### Task instructions
Using the listing beneath this task, count the lines with the word "temps" and write only the result.

===== The input =====

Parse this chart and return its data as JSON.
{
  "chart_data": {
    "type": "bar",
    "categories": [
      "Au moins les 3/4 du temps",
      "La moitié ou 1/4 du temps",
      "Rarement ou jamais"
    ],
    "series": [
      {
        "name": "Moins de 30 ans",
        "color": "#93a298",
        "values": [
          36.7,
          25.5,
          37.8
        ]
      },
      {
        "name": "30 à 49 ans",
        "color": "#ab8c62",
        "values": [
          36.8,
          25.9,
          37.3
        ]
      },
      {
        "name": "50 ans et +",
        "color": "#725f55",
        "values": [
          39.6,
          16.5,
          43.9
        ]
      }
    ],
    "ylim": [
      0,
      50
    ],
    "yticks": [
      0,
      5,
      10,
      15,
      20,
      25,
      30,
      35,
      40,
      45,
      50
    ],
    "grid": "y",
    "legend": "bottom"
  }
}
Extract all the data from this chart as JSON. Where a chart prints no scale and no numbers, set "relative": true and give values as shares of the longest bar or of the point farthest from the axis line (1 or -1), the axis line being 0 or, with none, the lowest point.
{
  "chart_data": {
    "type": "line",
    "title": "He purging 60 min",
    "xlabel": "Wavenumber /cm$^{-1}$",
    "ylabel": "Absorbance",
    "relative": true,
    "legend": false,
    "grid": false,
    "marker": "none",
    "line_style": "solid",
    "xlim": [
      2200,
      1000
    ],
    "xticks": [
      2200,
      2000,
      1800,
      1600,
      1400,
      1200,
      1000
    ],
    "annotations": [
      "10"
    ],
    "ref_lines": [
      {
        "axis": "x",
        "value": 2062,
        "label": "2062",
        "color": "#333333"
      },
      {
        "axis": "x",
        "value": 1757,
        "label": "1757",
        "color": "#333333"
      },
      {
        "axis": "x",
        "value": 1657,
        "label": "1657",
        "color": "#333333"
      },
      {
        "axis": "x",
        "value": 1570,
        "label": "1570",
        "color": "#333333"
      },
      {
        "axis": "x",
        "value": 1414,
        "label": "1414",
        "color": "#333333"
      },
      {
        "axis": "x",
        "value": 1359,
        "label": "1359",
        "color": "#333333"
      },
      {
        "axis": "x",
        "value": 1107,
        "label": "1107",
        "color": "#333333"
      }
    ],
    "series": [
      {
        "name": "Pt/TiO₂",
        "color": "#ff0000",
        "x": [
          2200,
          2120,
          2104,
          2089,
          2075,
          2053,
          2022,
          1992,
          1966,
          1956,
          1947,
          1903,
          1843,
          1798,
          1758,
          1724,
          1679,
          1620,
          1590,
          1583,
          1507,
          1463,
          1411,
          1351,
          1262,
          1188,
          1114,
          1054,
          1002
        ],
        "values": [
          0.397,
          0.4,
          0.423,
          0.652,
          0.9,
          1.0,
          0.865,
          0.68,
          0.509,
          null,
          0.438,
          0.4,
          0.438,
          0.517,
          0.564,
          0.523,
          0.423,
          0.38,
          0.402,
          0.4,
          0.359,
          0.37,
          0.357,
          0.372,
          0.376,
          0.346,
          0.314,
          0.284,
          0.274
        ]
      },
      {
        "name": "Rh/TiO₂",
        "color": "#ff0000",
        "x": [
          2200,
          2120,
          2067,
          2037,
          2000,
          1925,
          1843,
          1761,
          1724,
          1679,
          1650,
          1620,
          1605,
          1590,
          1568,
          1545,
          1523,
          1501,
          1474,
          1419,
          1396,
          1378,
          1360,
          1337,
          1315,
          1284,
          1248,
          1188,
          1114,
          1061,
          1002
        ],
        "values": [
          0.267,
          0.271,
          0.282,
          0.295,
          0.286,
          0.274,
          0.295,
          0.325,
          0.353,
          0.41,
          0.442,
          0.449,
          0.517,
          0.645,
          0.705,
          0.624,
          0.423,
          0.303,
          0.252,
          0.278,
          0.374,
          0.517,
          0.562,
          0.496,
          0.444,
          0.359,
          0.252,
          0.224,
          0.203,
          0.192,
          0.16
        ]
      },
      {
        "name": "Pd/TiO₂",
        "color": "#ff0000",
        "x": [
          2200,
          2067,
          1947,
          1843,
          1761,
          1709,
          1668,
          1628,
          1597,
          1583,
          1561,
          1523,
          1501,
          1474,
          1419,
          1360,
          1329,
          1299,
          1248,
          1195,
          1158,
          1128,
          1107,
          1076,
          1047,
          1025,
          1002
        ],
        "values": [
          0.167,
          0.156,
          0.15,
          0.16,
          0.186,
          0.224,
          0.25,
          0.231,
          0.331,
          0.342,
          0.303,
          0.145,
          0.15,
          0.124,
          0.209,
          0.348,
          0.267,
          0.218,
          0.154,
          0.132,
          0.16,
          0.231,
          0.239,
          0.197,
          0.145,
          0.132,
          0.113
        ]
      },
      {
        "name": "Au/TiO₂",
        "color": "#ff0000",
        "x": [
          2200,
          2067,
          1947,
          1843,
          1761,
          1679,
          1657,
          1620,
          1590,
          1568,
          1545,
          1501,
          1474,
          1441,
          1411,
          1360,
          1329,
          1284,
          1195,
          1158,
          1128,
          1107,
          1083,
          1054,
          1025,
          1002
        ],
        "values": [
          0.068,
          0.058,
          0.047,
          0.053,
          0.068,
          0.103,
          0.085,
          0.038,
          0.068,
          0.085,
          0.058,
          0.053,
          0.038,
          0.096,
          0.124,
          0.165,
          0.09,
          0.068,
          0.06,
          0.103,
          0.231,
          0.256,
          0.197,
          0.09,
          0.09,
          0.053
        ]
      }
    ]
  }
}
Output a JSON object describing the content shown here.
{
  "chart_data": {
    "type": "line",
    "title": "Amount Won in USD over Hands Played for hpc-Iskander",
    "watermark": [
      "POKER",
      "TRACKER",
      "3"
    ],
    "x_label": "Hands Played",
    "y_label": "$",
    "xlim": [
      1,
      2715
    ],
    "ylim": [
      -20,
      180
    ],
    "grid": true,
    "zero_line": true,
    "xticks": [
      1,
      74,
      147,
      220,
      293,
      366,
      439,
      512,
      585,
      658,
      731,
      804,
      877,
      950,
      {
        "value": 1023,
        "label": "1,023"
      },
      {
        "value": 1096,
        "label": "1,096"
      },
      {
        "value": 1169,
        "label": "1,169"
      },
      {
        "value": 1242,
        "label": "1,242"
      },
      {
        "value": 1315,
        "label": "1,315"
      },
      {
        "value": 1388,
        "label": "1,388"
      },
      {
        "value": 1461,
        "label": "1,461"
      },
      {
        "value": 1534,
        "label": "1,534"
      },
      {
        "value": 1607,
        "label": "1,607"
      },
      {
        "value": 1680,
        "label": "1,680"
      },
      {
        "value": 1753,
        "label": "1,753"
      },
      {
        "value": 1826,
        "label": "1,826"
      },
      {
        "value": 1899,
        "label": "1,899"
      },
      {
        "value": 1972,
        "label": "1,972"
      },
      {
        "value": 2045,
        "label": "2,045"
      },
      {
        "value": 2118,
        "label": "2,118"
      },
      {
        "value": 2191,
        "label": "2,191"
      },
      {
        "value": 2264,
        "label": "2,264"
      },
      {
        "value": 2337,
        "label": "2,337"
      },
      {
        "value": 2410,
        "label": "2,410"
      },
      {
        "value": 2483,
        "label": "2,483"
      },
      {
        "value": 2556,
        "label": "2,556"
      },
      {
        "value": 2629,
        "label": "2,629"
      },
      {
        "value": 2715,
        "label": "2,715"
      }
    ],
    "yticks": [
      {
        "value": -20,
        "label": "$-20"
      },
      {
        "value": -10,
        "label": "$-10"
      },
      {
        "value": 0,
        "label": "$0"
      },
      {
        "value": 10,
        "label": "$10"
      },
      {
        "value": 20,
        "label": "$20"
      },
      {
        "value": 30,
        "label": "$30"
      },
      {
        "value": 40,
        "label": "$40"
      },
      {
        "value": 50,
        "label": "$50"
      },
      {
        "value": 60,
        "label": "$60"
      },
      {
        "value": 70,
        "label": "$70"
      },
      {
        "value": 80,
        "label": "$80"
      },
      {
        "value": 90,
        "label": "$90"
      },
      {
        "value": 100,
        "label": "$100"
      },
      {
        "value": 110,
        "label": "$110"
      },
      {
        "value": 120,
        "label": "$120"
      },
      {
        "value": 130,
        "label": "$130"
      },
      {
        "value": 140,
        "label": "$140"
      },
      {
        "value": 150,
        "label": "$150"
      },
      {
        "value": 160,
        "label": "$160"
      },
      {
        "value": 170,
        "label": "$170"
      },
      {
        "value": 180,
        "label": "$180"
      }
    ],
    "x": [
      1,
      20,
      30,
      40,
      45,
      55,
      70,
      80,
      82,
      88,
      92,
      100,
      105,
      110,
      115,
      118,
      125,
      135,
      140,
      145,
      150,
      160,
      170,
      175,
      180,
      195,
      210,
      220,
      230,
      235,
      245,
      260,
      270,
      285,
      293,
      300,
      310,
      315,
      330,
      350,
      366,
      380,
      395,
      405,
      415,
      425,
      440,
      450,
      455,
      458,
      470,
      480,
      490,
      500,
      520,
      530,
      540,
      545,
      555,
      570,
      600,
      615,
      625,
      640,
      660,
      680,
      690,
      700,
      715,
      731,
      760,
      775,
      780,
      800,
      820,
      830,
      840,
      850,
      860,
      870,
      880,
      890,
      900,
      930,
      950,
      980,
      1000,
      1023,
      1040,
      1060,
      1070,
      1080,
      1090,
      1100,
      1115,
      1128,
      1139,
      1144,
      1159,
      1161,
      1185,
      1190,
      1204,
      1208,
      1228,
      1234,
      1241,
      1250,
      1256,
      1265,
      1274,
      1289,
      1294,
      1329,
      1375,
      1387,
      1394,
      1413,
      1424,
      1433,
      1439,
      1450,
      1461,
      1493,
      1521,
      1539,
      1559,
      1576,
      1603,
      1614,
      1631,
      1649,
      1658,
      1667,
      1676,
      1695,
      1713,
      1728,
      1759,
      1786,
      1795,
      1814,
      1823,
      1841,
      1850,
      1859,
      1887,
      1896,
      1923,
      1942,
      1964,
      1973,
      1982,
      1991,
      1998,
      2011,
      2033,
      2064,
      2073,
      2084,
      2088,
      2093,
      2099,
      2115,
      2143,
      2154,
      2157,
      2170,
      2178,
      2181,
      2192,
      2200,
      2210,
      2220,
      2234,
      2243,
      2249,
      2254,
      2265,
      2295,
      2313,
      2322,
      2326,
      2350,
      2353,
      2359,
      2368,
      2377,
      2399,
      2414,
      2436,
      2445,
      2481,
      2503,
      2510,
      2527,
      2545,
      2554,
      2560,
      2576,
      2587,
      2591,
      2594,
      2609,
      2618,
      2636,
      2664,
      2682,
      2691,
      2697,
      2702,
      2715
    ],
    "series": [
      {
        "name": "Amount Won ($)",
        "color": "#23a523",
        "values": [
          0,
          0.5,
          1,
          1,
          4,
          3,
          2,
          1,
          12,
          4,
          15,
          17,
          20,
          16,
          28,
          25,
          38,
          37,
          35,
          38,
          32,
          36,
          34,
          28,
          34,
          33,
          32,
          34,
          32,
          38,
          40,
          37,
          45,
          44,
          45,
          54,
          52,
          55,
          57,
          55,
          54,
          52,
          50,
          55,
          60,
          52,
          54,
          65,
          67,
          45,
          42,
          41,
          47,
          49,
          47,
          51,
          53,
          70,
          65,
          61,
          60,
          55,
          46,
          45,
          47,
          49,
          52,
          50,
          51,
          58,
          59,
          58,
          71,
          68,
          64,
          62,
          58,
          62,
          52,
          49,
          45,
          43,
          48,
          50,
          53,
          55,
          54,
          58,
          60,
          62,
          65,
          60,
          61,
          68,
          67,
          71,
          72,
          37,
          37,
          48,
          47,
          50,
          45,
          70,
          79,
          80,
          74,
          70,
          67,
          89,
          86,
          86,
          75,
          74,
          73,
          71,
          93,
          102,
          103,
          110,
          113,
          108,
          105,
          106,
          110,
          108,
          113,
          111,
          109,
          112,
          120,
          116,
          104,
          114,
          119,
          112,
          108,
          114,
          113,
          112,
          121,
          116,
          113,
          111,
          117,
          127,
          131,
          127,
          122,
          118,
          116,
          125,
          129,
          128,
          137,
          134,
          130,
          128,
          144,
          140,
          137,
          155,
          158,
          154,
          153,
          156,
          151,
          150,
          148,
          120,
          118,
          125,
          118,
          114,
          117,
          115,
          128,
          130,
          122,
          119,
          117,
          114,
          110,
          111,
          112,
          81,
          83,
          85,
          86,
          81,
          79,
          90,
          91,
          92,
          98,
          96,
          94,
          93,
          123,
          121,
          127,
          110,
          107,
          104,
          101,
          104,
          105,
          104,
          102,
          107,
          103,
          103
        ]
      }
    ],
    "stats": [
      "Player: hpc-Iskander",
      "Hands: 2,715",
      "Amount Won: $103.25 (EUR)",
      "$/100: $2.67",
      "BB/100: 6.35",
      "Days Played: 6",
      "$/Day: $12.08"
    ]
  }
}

=====

### Output
2